■ Given request ■
Word for word, set down the records and skip each picture.

___ Provided records ___

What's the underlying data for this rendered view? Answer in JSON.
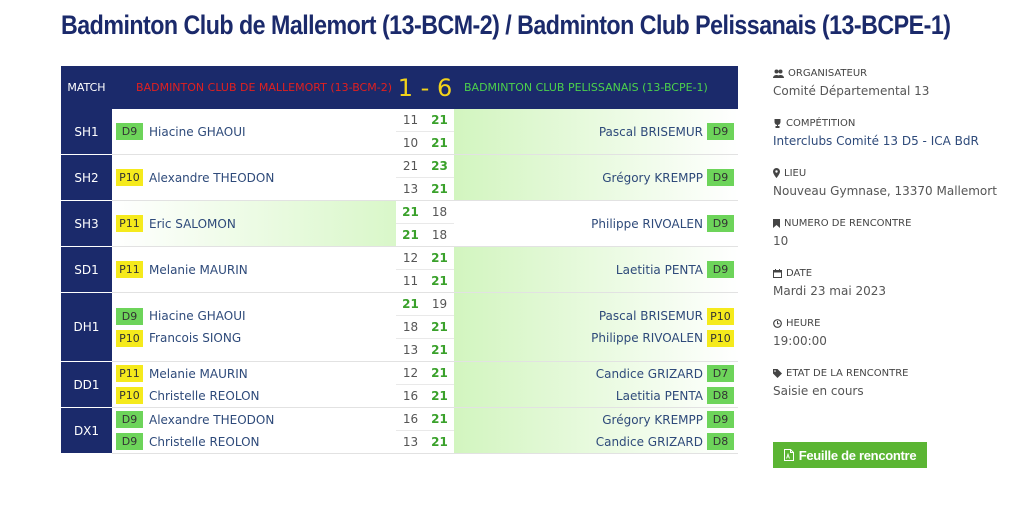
{
  "page": {
    "title": "Badminton Club de Mallemort (13-BCM-2) / Badminton Club Pelissanais (13-BCPE-1)"
  },
  "table": {
    "header": {
      "match_label": "MATCH",
      "team1": "BADMINTON CLUB DE MALLEMORT (13-BCM-2)",
      "score": "1 - 6",
      "team2": "BADMINTON CLUB PELISSANAIS (13-BCPE-1)"
    },
    "matches": [
      {
        "code": "SH1",
        "winner": 2,
        "team1_players": [
          {
            "name": "Hiacine GHAOUI",
            "rank": "D9",
            "rank_color": "#6dd45a"
          }
        ],
        "team2_players": [
          {
            "name": "Pascal BRISEMUR",
            "rank": "D9",
            "rank_color": "#6dd45a"
          }
        ],
        "sets": [
          {
            "t1": "11",
            "t2": "21"
          },
          {
            "t1": "10",
            "t2": "21"
          }
        ]
      },
      {
        "code": "SH2",
        "winner": 2,
        "team1_players": [
          {
            "name": "Alexandre THEODON",
            "rank": "P10",
            "rank_color": "#f5ea1c"
          }
        ],
        "team2_players": [
          {
            "name": "Grégory KREMPP",
            "rank": "D9",
            "rank_color": "#6dd45a"
          }
        ],
        "sets": [
          {
            "t1": "21",
            "t2": "23"
          },
          {
            "t1": "13",
            "t2": "21"
          }
        ]
      },
      {
        "code": "SH3",
        "winner": 1,
        "team1_players": [
          {
            "name": "Eric SALOMON",
            "rank": "P11",
            "rank_color": "#f5ea1c"
          }
        ],
        "team2_players": [
          {
            "name": "Philippe RIVOALEN",
            "rank": "D9",
            "rank_color": "#6dd45a"
          }
        ],
        "sets": [
          {
            "t1": "21",
            "t2": "18"
          },
          {
            "t1": "21",
            "t2": "18"
          }
        ]
      },
      {
        "code": "SD1",
        "winner": 2,
        "team1_players": [
          {
            "name": "Melanie MAURIN",
            "rank": "P11",
            "rank_color": "#f5ea1c"
          }
        ],
        "team2_players": [
          {
            "name": "Laetitia PENTA",
            "rank": "D9",
            "rank_color": "#6dd45a"
          }
        ],
        "sets": [
          {
            "t1": "12",
            "t2": "21"
          },
          {
            "t1": "11",
            "t2": "21"
          }
        ]
      },
      {
        "code": "DH1",
        "winner": 2,
        "team1_players": [
          {
            "name": "Hiacine GHAOUI",
            "rank": "D9",
            "rank_color": "#6dd45a"
          },
          {
            "name": "Francois SIONG",
            "rank": "P10",
            "rank_color": "#f5ea1c"
          }
        ],
        "team2_players": [
          {
            "name": "Pascal BRISEMUR",
            "rank": "P10",
            "rank_color": "#f5ea1c"
          },
          {
            "name": "Philippe RIVOALEN",
            "rank": "P10",
            "rank_color": "#f5ea1c"
          }
        ],
        "sets": [
          {
            "t1": "21",
            "t2": "19"
          },
          {
            "t1": "18",
            "t2": "21"
          },
          {
            "t1": "13",
            "t2": "21"
          }
        ]
      },
      {
        "code": "DD1",
        "winner": 2,
        "team1_players": [
          {
            "name": "Melanie MAURIN",
            "rank": "P11",
            "rank_color": "#f5ea1c"
          },
          {
            "name": "Christelle REOLON",
            "rank": "P10",
            "rank_color": "#f5ea1c"
          }
        ],
        "team2_players": [
          {
            "name": "Candice GRIZARD",
            "rank": "D7",
            "rank_color": "#6dd45a"
          },
          {
            "name": "Laetitia PENTA",
            "rank": "D8",
            "rank_color": "#6dd45a"
          }
        ],
        "sets": [
          {
            "t1": "12",
            "t2": "21"
          },
          {
            "t1": "16",
            "t2": "21"
          }
        ]
      },
      {
        "code": "DX1",
        "winner": 2,
        "team1_players": [
          {
            "name": "Alexandre THEODON",
            "rank": "D9",
            "rank_color": "#6dd45a"
          },
          {
            "name": "Christelle REOLON",
            "rank": "D9",
            "rank_color": "#6dd45a"
          }
        ],
        "team2_players": [
          {
            "name": "Grégory KREMPP",
            "rank": "D9",
            "rank_color": "#6dd45a"
          },
          {
            "name": "Candice GRIZARD",
            "rank": "D8",
            "rank_color": "#6dd45a"
          }
        ],
        "sets": [
          {
            "t1": "16",
            "t2": "21"
          },
          {
            "t1": "13",
            "t2": "21"
          }
        ]
      }
    ]
  },
  "sidebar": {
    "organisateur": {
      "label": "ORGANISATEUR",
      "value": "Comité Départemental 13",
      "icon": "users-icon"
    },
    "competition": {
      "label": "COMPÉTITION",
      "value": "Interclubs Comité 13 D5 - ICA BdR",
      "icon": "trophy-icon"
    },
    "lieu": {
      "label": "LIEU",
      "value": "Nouveau Gymnase, 13370 Mallemort",
      "icon": "map-marker-icon"
    },
    "numero": {
      "label": "NUMERO DE RENCONTRE",
      "value": "10",
      "icon": "bookmark-icon"
    },
    "date": {
      "label": "DATE",
      "value": "Mardi 23 mai 2023",
      "icon": "calendar-icon"
    },
    "heure": {
      "label": "HEURE",
      "value": "19:00:00",
      "icon": "clock-icon"
    },
    "etat": {
      "label": "ETAT DE LA RENCONTRE",
      "value": "Saisie en cours",
      "icon": "tag-icon"
    }
  },
  "sheet_button": {
    "label": "Feuille de rencontre",
    "icon": "pdf-file-icon"
  },
  "colors": {
    "header_bg": "#1b2a6b",
    "team1": "#e02020",
    "team2": "#4cd14c",
    "score": "#f2d21a",
    "win_score": "#3aa12b",
    "button": "#5bb533"
  }
}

___

■ Expected answer ■
What's the underlying data for this rendered view? Answer in JSON.
{
  "page": {
    "title": "Badminton Club de Mallemort (13-BCM-2) / Badminton Club Pelissanais (13-BCPE-1)"
  },
  "table": {
    "header": {
      "match_label": "MATCH",
      "team1": "BADMINTON CLUB DE MALLEMORT (13-BCM-2)",
      "score": "1 - 6",
      "team2": "BADMINTON CLUB PELISSANAIS (13-BCPE-1)"
    },
    "matches": [
      {
        "code": "SH1",
        "winner": 2,
        "team1_players": [
          {
            "name": "Hiacine GHAOUI",
            "rank": "D9",
            "rank_color": "#6dd45a"
          }
        ],
        "team2_players": [
          {
            "name": "Pascal BRISEMUR",
            "rank": "D9",
            "rank_color": "#6dd45a"
          }
        ],
        "sets": [
          {
            "t1": "11",
            "t2": "21"
          },
          {
            "t1": "10",
            "t2": "21"
          }
        ]
      },
      {
        "code": "SH2",
        "winner": 2,
        "team1_players": [
          {
            "name": "Alexandre THEODON",
            "rank": "P10",
            "rank_color": "#f5ea1c"
          }
        ],
        "team2_players": [
          {
            "name": "Grégory KREMPP",
            "rank": "D9",
            "rank_color": "#6dd45a"
          }
        ],
        "sets": [
          {
            "t1": "21",
            "t2": "23"
          },
          {
            "t1": "13",
            "t2": "21"
          }
        ]
      },
      {
        "code": "SH3",
        "winner": 1,
        "team1_players": [
          {
            "name": "Eric SALOMON",
            "rank": "P11",
            "rank_color": "#f5ea1c"
          }
        ],
        "team2_players": [
          {
            "name": "Philippe RIVOALEN",
            "rank": "D9",
            "rank_color": "#6dd45a"
          }
        ],
        "sets": [
          {
            "t1": "21",
            "t2": "18"
          },
          {
            "t1": "21",
            "t2": "18"
          }
        ]
      },
      {
        "code": "SD1",
        "winner": 2,
        "team1_players": [
          {
            "name": "Melanie MAURIN",
            "rank": "P11",
            "rank_color": "#f5ea1c"
          }
        ],
        "team2_players": [
          {
            "name": "Laetitia PENTA",
            "rank": "D9",
            "rank_color": "#6dd45a"
          }
        ],
        "sets": [
          {
            "t1": "12",
            "t2": "21"
          },
          {
            "t1": "11",
            "t2": "21"
          }
        ]
      },
      {
        "code": "DH1",
        "winner": 2,
        "team1_players": [
          {
            "name": "Hiacine GHAOUI",
            "rank": "D9",
            "rank_color": "#6dd45a"
          },
          {
            "name": "Francois SIONG",
            "rank": "P10",
            "rank_color": "#f5ea1c"
          }
        ],
        "team2_players": [
          {
            "name": "Pascal BRISEMUR",
            "rank": "P10",
            "rank_color": "#f5ea1c"
          },
          {
            "name": "Philippe RIVOALEN",
            "rank": "P10",
            "rank_color": "#f5ea1c"
          }
        ],
        "sets": [
          {
            "t1": "21",
            "t2": "19"
          },
          {
            "t1": "18",
            "t2": "21"
          },
          {
            "t1": "13",
            "t2": "21"
          }
        ]
      },
      {
        "code": "DD1",
        "winner": 2,
        "team1_players": [
          {
            "name": "Melanie MAURIN",
            "rank": "P11",
            "rank_color": "#f5ea1c"
          },
          {
            "name": "Christelle REOLON",
            "rank": "P10",
            "rank_color": "#f5ea1c"
          }
        ],
        "team2_players": [
          {
            "name": "Candice GRIZARD",
            "rank": "D7",
            "rank_color": "#6dd45a"
          },
          {
            "name": "Laetitia PENTA",
            "rank": "D8",
            "rank_color": "#6dd45a"
          }
        ],
        "sets": [
          {
            "t1": "12",
            "t2": "21"
          },
          {
            "t1": "16",
            "t2": "21"
          }
        ]
      },
      {
        "code": "DX1",
        "winner": 2,
        "team1_players": [
          {
            "name": "Alexandre THEODON",
            "rank": "D9",
            "rank_color": "#6dd45a"
          },
          {
            "name": "Christelle REOLON",
            "rank": "D9",
            "rank_color": "#6dd45a"
          }
        ],
        "team2_players": [
          {
            "name": "Grégory KREMPP",
            "rank": "D9",
            "rank_color": "#6dd45a"
          },
          {
            "name": "Candice GRIZARD",
            "rank": "D8",
            "rank_color": "#6dd45a"
          }
        ],
        "sets": [
          {
            "t1": "16",
            "t2": "21"
          },
          {
            "t1": "13",
            "t2": "21"
          }
        ]
      }
    ]
  },
  "sidebar": {
    "organisateur": {
      "label": "ORGANISATEUR",
      "value": "Comité Départemental 13",
      "icon": "users-icon"
    },
    "competition": {
      "label": "COMPÉTITION",
      "value": "Interclubs Comité 13 D5 - ICA BdR",
      "icon": "trophy-icon"
    },
    "lieu": {
      "label": "LIEU",
      "value": "Nouveau Gymnase, 13370 Mallemort",
      "icon": "map-marker-icon"
    },
    "numero": {
      "label": "NUMERO DE RENCONTRE",
      "value": "10",
      "icon": "bookmark-icon"
    },
    "date": {
      "label": "DATE",
      "value": "Mardi 23 mai 2023",
      "icon": "calendar-icon"
    },
    "heure": {
      "label": "HEURE",
      "value": "19:00:00",
      "icon": "clock-icon"
    },
    "etat": {
      "label": "ETAT DE LA RENCONTRE",
      "value": "Saisie en cours",
      "icon": "tag-icon"
    }
  },
  "sheet_button": {
    "label": "Feuille de rencontre",
    "icon": "pdf-file-icon"
  },
  "colors": {
    "header_bg": "#1b2a6b",
    "team1": "#e02020",
    "team2": "#4cd14c",
    "score": "#f2d21a",
    "win_score": "#3aa12b",
    "button": "#5bb533"
  }
}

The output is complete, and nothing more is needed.